### Exercise goal
Transcribe all the entries word for word, but omit the images.

Saved entries
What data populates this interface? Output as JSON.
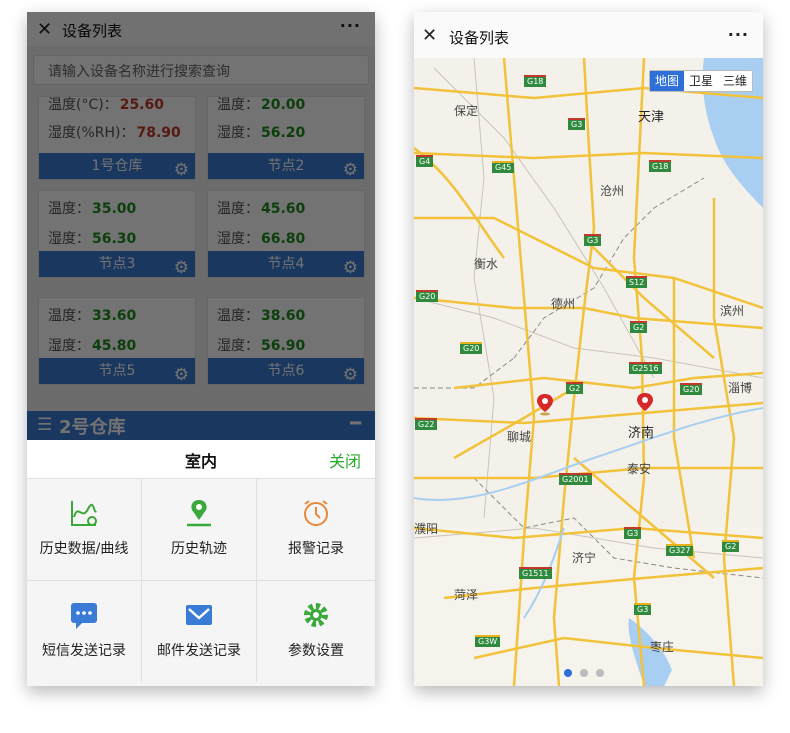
{
  "left": {
    "title": "设备列表",
    "close_glyph": "✕",
    "more_glyph": "···",
    "search_placeholder": "请输入设备名称进行搜索查询",
    "temp_label": "温度：",
    "hum_label": "湿度：",
    "temp_label_c": "温度(°C)：",
    "hum_label_rh": "湿度(%RH)：",
    "cards": [
      {
        "name": "1号仓库",
        "temp": "25.60",
        "hum": "78.90",
        "alarm": true
      },
      {
        "name": "节点2",
        "temp": "20.00",
        "hum": "56.20",
        "alarm": false
      },
      {
        "name": "节点3",
        "temp": "35.00",
        "hum": "56.30",
        "alarm": false
      },
      {
        "name": "节点4",
        "temp": "45.60",
        "hum": "66.80",
        "alarm": false
      },
      {
        "name": "节点5",
        "temp": "33.60",
        "hum": "45.80",
        "alarm": false
      },
      {
        "name": "节点6",
        "temp": "38.60",
        "hum": "56.90",
        "alarm": false
      }
    ],
    "group": {
      "title": "2号仓库",
      "collapse_glyph": "━",
      "list_glyph": "☰"
    },
    "sheet": {
      "title": "室内",
      "close": "关闭",
      "items": [
        {
          "label": "历史数据/曲线",
          "icon": "chart-line-icon"
        },
        {
          "label": "历史轨迹",
          "icon": "location-pin-icon"
        },
        {
          "label": "报警记录",
          "icon": "alarm-clock-icon"
        },
        {
          "label": "短信发送记录",
          "icon": "sms-message-icon"
        },
        {
          "label": "邮件发送记录",
          "icon": "email-icon"
        },
        {
          "label": "参数设置",
          "icon": "gear-icon"
        }
      ]
    },
    "colors": {
      "accent": "#3a7bd5",
      "close": "#27a827",
      "normal_value": "#1e8c1e",
      "alarm_value": "#c0392b"
    }
  },
  "right": {
    "title": "设备列表",
    "close_glyph": "✕",
    "more_glyph": "···",
    "map_tabs": [
      {
        "label": "地图",
        "active": true
      },
      {
        "label": "卫星",
        "active": false
      },
      {
        "label": "三维",
        "active": false
      }
    ],
    "cities": [
      {
        "name": "天津",
        "big": true
      },
      {
        "name": "保定"
      },
      {
        "name": "沧州"
      },
      {
        "name": "衡水"
      },
      {
        "name": "德州"
      },
      {
        "name": "滨州"
      },
      {
        "name": "淄博"
      },
      {
        "name": "聊城"
      },
      {
        "name": "济南",
        "big": true
      },
      {
        "name": "泰安"
      },
      {
        "name": "济宁"
      },
      {
        "name": "菏泽"
      },
      {
        "name": "枣庄"
      },
      {
        "name": "濮阳"
      }
    ],
    "highways": [
      "G18",
      "G3",
      "G4",
      "G45",
      "G18",
      "G3",
      "S12",
      "G20",
      "G2",
      "G20",
      "G2516",
      "G2",
      "G20",
      "G22",
      "G2001",
      "G3",
      "G327",
      "G2",
      "G1511",
      "G3",
      "G3W"
    ],
    "pager": {
      "count": 3,
      "active": 0
    }
  }
}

### The reply
What data populates this interface? Output as JSON.
{
  "left": {
    "title": "设备列表",
    "close_glyph": "✕",
    "more_glyph": "···",
    "search_placeholder": "请输入设备名称进行搜索查询",
    "temp_label": "温度：",
    "hum_label": "湿度：",
    "temp_label_c": "温度(°C)：",
    "hum_label_rh": "湿度(%RH)：",
    "cards": [
      {
        "name": "1号仓库",
        "temp": "25.60",
        "hum": "78.90",
        "alarm": true
      },
      {
        "name": "节点2",
        "temp": "20.00",
        "hum": "56.20",
        "alarm": false
      },
      {
        "name": "节点3",
        "temp": "35.00",
        "hum": "56.30",
        "alarm": false
      },
      {
        "name": "节点4",
        "temp": "45.60",
        "hum": "66.80",
        "alarm": false
      },
      {
        "name": "节点5",
        "temp": "33.60",
        "hum": "45.80",
        "alarm": false
      },
      {
        "name": "节点6",
        "temp": "38.60",
        "hum": "56.90",
        "alarm": false
      }
    ],
    "group": {
      "title": "2号仓库",
      "collapse_glyph": "━",
      "list_glyph": "☰"
    },
    "sheet": {
      "title": "室内",
      "close": "关闭",
      "items": [
        {
          "label": "历史数据/曲线",
          "icon": "chart-line-icon"
        },
        {
          "label": "历史轨迹",
          "icon": "location-pin-icon"
        },
        {
          "label": "报警记录",
          "icon": "alarm-clock-icon"
        },
        {
          "label": "短信发送记录",
          "icon": "sms-message-icon"
        },
        {
          "label": "邮件发送记录",
          "icon": "email-icon"
        },
        {
          "label": "参数设置",
          "icon": "gear-icon"
        }
      ]
    },
    "colors": {
      "accent": "#3a7bd5",
      "close": "#27a827",
      "normal_value": "#1e8c1e",
      "alarm_value": "#c0392b"
    }
  },
  "right": {
    "title": "设备列表",
    "close_glyph": "✕",
    "more_glyph": "···",
    "map_tabs": [
      {
        "label": "地图",
        "active": true
      },
      {
        "label": "卫星",
        "active": false
      },
      {
        "label": "三维",
        "active": false
      }
    ],
    "cities": [
      {
        "name": "天津",
        "big": true
      },
      {
        "name": "保定"
      },
      {
        "name": "沧州"
      },
      {
        "name": "衡水"
      },
      {
        "name": "德州"
      },
      {
        "name": "滨州"
      },
      {
        "name": "淄博"
      },
      {
        "name": "聊城"
      },
      {
        "name": "济南",
        "big": true
      },
      {
        "name": "泰安"
      },
      {
        "name": "济宁"
      },
      {
        "name": "菏泽"
      },
      {
        "name": "枣庄"
      },
      {
        "name": "濮阳"
      }
    ],
    "highways": [
      "G18",
      "G3",
      "G4",
      "G45",
      "G18",
      "G3",
      "S12",
      "G20",
      "G2",
      "G20",
      "G2516",
      "G2",
      "G20",
      "G22",
      "G2001",
      "G3",
      "G327",
      "G2",
      "G1511",
      "G3",
      "G3W"
    ],
    "pager": {
      "count": 3,
      "active": 0
    }
  }
}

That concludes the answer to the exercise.